[Stored data entries]
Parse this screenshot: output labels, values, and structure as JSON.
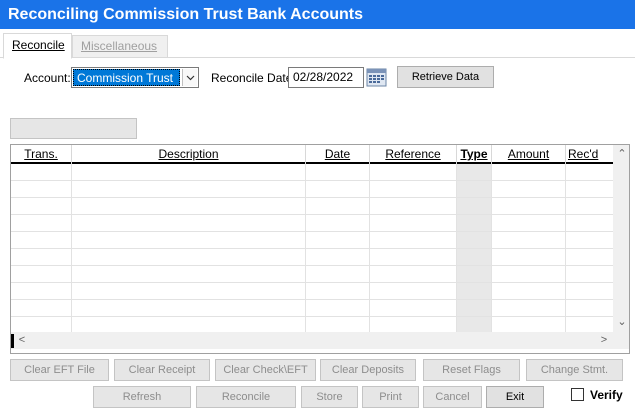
{
  "window": {
    "title": "Reconciling Commission Trust Bank Accounts"
  },
  "tabs": [
    {
      "label": "Reconcile",
      "active": true
    },
    {
      "label": "Miscellaneous",
      "active": false
    }
  ],
  "filters": {
    "account_label": "Account:",
    "account_value": "Commission Trust",
    "date_label": "Reconcile Date:",
    "date_value": "02/28/2022",
    "retrieve_label": "Retrieve Data"
  },
  "grid": {
    "columns": [
      "Trans.",
      "Description",
      "Date",
      "Reference",
      "Type",
      "Amount",
      "Rec'd"
    ],
    "rows": []
  },
  "actions_row1": {
    "clear_eft": "Clear EFT File",
    "clear_receipt": "Clear Receipt",
    "clear_check_eft": "Clear Check\\EFT",
    "clear_deposits": "Clear Deposits",
    "reset_flags": "Reset Flags",
    "change_stmt": "Change Stmt."
  },
  "actions_row2": {
    "refresh": "Refresh",
    "reconcile": "Reconcile",
    "store": "Store",
    "print": "Print",
    "cancel": "Cancel",
    "exit": "Exit",
    "verify": "Verify"
  },
  "colors": {
    "titlebar": "#1a73e8",
    "selection": "#0078d7"
  }
}
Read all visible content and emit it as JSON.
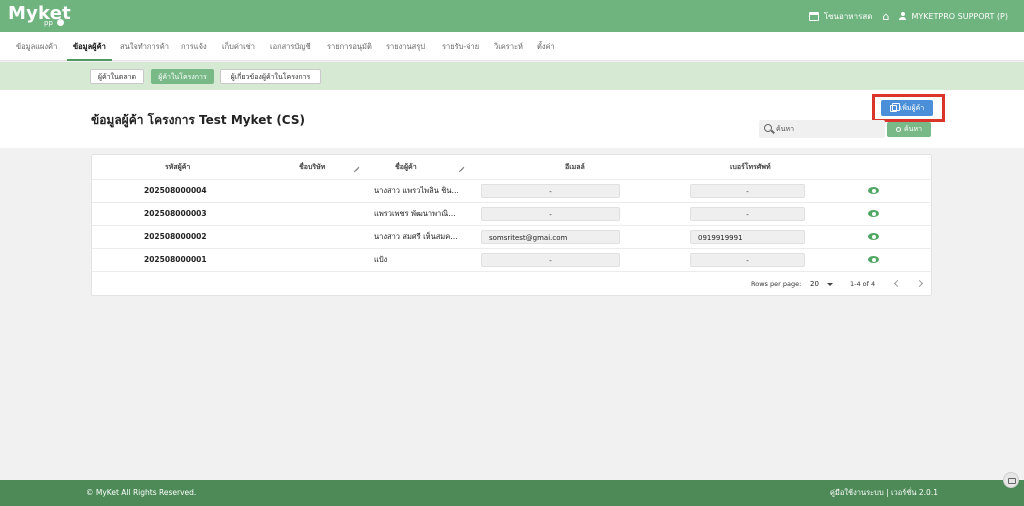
{
  "app": {
    "logo": "Myket",
    "logo_sub": "pp"
  },
  "topbar": {
    "store_label": "โซนอาหารสด",
    "user_label": "MYKETPRO SUPPORT (P)"
  },
  "nav": {
    "items": [
      {
        "label": "ข้อมูลแผงค้า"
      },
      {
        "label": "ข้อมูลผู้ค้า"
      },
      {
        "label": "สนใจทำการค้า"
      },
      {
        "label": "การแจ้ง"
      },
      {
        "label": "เก็บค่าเช่า"
      },
      {
        "label": "เอกสารบัญชี"
      },
      {
        "label": "รายการอนุมัติ"
      },
      {
        "label": "รายงานสรุป"
      },
      {
        "label": "รายรับ-จ่าย"
      },
      {
        "label": "วิเคราะห์"
      },
      {
        "label": "ตั้งค่า"
      }
    ],
    "active_index": 1
  },
  "subtabs": [
    {
      "label": "ผู้ค้าในตลาด"
    },
    {
      "label": "ผู้ค้าในโครงการ"
    },
    {
      "label": "ผู้เกี่ยวข้องผู้ค้าในโครงการ"
    }
  ],
  "page": {
    "title": "ข้อมูลผู้ค้า โครงการ Test Myket (CS)",
    "add_button": "เพิ่มผู้ค้า",
    "search_placeholder": "ค้นหา",
    "search_button": "ค้นหา"
  },
  "table": {
    "columns": [
      "รหัสผู้ค้า",
      "ชื่อบริษัท",
      "ชื่อผู้ค้า",
      "อีเมลล์",
      "เบอร์โทรศัพท์"
    ],
    "rows": [
      {
        "code": "202508000004",
        "company": "",
        "name": "นางสาว แพรวไพลิน ชิน…",
        "email": "-",
        "phone": "-"
      },
      {
        "code": "202508000003",
        "company": "",
        "name": "แพรวเพชร พัฒนาพาณิ…",
        "email": "-",
        "phone": "-"
      },
      {
        "code": "202508000002",
        "company": "",
        "name": "นางสาว สมศรี เห็นสมค…",
        "email": "somsritest@gmai.com",
        "phone": "0919919991"
      },
      {
        "code": "202508000001",
        "company": "",
        "name": "แป้ง",
        "email": "-",
        "phone": "-"
      }
    ],
    "rows_per_page_label": "Rows per page:",
    "rows_per_page": "20",
    "range": "1-4 of 4"
  },
  "footer": {
    "copyright": "© MyKet All Rights Reserved.",
    "right": "คู่มือใช้งานระบบ | เวอร์ชั่น 2.0.1"
  },
  "colors": {
    "primary_green": "#6fb37f",
    "footer_green": "#4d8a57",
    "blue_button": "#4a8fd8",
    "highlight_red": "#d9352a"
  }
}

— What to work on —
Reproduce the material word for word, minus the images.

— Written solution —
Parse this screenshot: output labels, values, and structure as JSON.
{
  "window": {
    "title": "Reconciling Commission Trust Bank Accounts"
  },
  "tabs": [
    {
      "label": "Reconcile",
      "active": true
    },
    {
      "label": "Miscellaneous",
      "active": false
    }
  ],
  "filters": {
    "account_label": "Account:",
    "account_value": "Commission Trust",
    "date_label": "Reconcile Date:",
    "date_value": "02/28/2022",
    "retrieve_label": "Retrieve Data"
  },
  "grid": {
    "columns": [
      "Trans.",
      "Description",
      "Date",
      "Reference",
      "Type",
      "Amount",
      "Rec'd"
    ],
    "rows": []
  },
  "actions_row1": {
    "clear_eft": "Clear EFT File",
    "clear_receipt": "Clear Receipt",
    "clear_check_eft": "Clear Check\\EFT",
    "clear_deposits": "Clear Deposits",
    "reset_flags": "Reset Flags",
    "change_stmt": "Change Stmt."
  },
  "actions_row2": {
    "refresh": "Refresh",
    "reconcile": "Reconcile",
    "store": "Store",
    "print": "Print",
    "cancel": "Cancel",
    "exit": "Exit",
    "verify": "Verify"
  },
  "colors": {
    "titlebar": "#1a73e8",
    "selection": "#0078d7"
  }
}
Read all visible content and emit it as JSON.
{
  "app": {
    "logo": "Myket",
    "logo_sub": "pp"
  },
  "topbar": {
    "store_label": "โซนอาหารสด",
    "user_label": "MYKETPRO SUPPORT (P)"
  },
  "nav": {
    "items": [
      {
        "label": "ข้อมูลแผงค้า"
      },
      {
        "label": "ข้อมูลผู้ค้า"
      },
      {
        "label": "สนใจทำการค้า"
      },
      {
        "label": "การแจ้ง"
      },
      {
        "label": "เก็บค่าเช่า"
      },
      {
        "label": "เอกสารบัญชี"
      },
      {
        "label": "รายการอนุมัติ"
      },
      {
        "label": "รายงานสรุป"
      },
      {
        "label": "รายรับ-จ่าย"
      },
      {
        "label": "วิเคราะห์"
      },
      {
        "label": "ตั้งค่า"
      }
    ],
    "active_index": 1
  },
  "subtabs": [
    {
      "label": "ผู้ค้าในตลาด"
    },
    {
      "label": "ผู้ค้าในโครงการ"
    },
    {
      "label": "ผู้เกี่ยวข้องผู้ค้าในโครงการ"
    }
  ],
  "page": {
    "title": "ข้อมูลผู้ค้า โครงการ Test Myket (CS)",
    "add_button": "เพิ่มผู้ค้า",
    "search_placeholder": "ค้นหา",
    "search_button": "ค้นหา"
  },
  "table": {
    "columns": [
      "รหัสผู้ค้า",
      "ชื่อบริษัท",
      "ชื่อผู้ค้า",
      "อีเมลล์",
      "เบอร์โทรศัพท์"
    ],
    "rows": [
      {
        "code": "202508000004",
        "company": "",
        "name": "นางสาว แพรวไพลิน ชิน…",
        "email": "-",
        "phone": "-"
      },
      {
        "code": "202508000003",
        "company": "",
        "name": "แพรวเพชร พัฒนาพาณิ…",
        "email": "-",
        "phone": "-"
      },
      {
        "code": "202508000002",
        "company": "",
        "name": "นางสาว สมศรี เห็นสมค…",
        "email": "somsritest@gmai.com",
        "phone": "0919919991"
      },
      {
        "code": "202508000001",
        "company": "",
        "name": "แป้ง",
        "email": "-",
        "phone": "-"
      }
    ],
    "rows_per_page_label": "Rows per page:",
    "rows_per_page": "20",
    "range": "1-4 of 4"
  },
  "footer": {
    "copyright": "© MyKet All Rights Reserved.",
    "right": "คู่มือใช้งานระบบ | เวอร์ชั่น 2.0.1"
  },
  "colors": {
    "primary_green": "#6fb37f",
    "footer_green": "#4d8a57",
    "blue_button": "#4a8fd8",
    "highlight_red": "#d9352a"
  }
}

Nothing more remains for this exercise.